§ **Exercise description**:
Collect all lines from the listing that include the string "mint".

-----

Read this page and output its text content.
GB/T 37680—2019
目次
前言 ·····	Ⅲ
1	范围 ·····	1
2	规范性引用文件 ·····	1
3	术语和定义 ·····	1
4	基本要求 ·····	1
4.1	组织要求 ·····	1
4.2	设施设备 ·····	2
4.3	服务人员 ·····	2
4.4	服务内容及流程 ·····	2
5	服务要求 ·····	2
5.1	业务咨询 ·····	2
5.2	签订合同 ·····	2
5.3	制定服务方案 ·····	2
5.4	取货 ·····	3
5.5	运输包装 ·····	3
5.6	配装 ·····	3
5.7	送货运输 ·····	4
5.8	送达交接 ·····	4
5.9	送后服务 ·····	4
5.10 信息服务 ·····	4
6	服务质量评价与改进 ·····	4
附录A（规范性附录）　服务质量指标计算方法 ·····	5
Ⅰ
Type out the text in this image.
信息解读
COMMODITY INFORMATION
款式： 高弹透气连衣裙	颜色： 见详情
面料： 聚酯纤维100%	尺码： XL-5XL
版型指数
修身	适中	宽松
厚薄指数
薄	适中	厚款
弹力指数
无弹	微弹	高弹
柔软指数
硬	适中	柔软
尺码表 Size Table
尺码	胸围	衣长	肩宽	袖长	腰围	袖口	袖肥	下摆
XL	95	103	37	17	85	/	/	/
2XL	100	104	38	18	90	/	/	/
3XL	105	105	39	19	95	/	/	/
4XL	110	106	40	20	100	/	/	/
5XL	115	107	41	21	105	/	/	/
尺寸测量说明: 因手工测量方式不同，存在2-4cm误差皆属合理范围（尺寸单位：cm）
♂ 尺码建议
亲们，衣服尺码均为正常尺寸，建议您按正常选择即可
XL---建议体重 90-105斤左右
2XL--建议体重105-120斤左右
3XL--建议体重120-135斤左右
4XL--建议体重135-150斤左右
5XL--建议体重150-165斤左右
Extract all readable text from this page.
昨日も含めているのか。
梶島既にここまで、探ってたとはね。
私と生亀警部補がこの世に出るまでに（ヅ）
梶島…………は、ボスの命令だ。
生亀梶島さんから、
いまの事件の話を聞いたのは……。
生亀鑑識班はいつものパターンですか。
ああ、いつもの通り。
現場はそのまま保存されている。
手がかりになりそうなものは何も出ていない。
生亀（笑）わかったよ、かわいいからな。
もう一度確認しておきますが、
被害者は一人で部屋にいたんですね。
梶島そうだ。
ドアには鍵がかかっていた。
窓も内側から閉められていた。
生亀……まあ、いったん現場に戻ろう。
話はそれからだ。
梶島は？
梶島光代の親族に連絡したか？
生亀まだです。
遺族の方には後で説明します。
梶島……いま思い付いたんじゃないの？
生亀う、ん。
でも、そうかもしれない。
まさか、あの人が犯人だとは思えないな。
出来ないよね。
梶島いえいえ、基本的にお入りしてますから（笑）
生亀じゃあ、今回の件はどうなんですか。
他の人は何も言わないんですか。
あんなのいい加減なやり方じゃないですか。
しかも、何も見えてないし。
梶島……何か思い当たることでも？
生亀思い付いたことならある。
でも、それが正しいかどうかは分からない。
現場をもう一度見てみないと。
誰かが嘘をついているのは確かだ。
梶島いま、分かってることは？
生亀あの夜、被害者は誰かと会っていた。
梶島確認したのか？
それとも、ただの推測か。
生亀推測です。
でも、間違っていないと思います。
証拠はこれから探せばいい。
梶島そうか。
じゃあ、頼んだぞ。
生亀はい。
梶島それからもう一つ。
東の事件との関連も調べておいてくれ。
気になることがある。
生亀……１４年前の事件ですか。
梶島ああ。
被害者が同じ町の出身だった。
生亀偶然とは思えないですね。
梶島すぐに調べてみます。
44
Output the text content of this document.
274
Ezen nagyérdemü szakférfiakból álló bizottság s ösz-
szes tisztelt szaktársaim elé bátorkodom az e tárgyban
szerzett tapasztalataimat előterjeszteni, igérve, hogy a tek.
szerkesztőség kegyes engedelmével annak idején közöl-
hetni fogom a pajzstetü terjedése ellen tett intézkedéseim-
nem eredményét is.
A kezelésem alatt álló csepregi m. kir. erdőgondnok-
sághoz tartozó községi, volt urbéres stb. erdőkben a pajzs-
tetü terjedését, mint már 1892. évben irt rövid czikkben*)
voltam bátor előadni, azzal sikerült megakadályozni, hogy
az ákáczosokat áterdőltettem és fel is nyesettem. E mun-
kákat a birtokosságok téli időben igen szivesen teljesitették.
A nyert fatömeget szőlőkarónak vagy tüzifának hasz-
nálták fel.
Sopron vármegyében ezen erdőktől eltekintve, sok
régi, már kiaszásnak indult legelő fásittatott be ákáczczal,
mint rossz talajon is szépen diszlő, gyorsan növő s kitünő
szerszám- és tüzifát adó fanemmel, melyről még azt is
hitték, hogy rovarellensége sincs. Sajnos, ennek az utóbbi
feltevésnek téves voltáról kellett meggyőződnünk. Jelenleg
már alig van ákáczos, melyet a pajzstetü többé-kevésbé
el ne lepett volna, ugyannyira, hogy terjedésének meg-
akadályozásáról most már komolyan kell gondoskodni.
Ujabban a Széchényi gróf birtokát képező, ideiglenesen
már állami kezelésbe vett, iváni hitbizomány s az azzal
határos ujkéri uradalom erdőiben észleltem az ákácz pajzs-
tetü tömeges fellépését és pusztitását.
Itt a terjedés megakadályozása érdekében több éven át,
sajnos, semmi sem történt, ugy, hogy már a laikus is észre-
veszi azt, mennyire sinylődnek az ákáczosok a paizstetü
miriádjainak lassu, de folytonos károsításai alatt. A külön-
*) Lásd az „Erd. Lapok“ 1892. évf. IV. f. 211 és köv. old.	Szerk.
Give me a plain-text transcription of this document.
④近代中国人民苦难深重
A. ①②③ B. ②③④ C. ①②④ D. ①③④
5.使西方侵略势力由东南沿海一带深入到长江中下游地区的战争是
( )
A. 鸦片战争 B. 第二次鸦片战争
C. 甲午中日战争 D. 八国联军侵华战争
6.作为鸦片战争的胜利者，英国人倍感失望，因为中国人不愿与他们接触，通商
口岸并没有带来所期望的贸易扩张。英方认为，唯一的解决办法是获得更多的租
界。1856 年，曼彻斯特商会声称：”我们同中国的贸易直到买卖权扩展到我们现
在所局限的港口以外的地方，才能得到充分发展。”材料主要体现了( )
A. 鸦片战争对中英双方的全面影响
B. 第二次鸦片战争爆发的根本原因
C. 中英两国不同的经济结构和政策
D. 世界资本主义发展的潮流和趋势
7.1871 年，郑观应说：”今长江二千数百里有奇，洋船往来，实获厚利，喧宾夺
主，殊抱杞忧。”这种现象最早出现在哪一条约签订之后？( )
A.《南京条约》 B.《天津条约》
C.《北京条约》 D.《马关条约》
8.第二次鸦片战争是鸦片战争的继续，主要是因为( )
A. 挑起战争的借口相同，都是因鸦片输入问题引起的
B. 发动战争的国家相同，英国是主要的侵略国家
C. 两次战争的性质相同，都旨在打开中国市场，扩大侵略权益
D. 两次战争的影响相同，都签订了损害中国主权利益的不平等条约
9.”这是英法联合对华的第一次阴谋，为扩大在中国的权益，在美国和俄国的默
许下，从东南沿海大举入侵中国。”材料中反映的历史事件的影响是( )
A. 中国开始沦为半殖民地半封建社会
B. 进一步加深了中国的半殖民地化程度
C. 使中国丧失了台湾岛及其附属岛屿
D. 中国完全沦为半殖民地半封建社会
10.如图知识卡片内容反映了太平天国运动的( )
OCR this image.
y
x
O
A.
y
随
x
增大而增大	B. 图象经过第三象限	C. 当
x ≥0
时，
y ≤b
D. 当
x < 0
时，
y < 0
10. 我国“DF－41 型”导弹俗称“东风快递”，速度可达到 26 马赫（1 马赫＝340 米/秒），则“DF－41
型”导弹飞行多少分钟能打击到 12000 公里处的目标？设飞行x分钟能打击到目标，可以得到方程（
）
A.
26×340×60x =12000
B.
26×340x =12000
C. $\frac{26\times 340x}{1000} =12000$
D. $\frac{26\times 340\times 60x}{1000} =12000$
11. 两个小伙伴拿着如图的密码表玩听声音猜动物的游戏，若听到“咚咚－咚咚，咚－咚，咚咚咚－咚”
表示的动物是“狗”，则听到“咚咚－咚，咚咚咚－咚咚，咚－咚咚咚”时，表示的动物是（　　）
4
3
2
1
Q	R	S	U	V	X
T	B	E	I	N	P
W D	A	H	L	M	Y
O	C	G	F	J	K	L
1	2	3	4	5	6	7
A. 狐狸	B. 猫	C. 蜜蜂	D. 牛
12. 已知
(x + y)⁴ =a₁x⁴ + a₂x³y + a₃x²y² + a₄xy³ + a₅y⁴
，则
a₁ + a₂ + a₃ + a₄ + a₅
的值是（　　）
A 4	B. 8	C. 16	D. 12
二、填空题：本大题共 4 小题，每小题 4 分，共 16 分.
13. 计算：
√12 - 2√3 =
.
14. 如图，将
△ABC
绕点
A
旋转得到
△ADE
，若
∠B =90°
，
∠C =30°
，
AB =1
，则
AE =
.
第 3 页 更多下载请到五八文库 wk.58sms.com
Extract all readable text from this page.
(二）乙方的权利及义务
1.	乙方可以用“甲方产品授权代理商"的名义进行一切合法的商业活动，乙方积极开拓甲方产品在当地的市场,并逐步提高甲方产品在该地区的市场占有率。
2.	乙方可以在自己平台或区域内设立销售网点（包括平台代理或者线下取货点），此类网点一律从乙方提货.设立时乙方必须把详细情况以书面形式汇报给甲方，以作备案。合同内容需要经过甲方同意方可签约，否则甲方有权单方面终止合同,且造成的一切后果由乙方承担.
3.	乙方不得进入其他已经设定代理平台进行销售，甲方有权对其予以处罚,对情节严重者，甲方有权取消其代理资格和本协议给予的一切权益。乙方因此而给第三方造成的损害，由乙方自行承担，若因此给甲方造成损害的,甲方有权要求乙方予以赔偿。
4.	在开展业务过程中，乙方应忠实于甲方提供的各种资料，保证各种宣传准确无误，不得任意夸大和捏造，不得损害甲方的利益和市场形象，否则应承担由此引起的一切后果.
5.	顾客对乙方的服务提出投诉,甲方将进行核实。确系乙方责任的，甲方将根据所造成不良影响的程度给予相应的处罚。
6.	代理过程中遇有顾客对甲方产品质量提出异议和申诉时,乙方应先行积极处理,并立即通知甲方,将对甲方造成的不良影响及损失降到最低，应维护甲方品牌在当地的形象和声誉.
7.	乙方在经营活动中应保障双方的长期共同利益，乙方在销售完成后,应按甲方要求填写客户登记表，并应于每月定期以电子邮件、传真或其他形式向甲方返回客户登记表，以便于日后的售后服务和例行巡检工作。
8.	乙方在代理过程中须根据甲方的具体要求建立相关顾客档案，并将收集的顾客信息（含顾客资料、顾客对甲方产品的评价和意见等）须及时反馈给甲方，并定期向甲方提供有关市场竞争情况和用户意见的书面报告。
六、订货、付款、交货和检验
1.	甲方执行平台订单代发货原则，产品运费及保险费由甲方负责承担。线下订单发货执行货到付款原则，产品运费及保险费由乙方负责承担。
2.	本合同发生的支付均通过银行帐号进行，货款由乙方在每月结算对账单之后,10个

-----

§ **Reply**:
tetü terjedését, mint már 1892. évben irt rövid czikkben*)
mint rossz talajon is szépen diszlő, gyorsan növő s kitünő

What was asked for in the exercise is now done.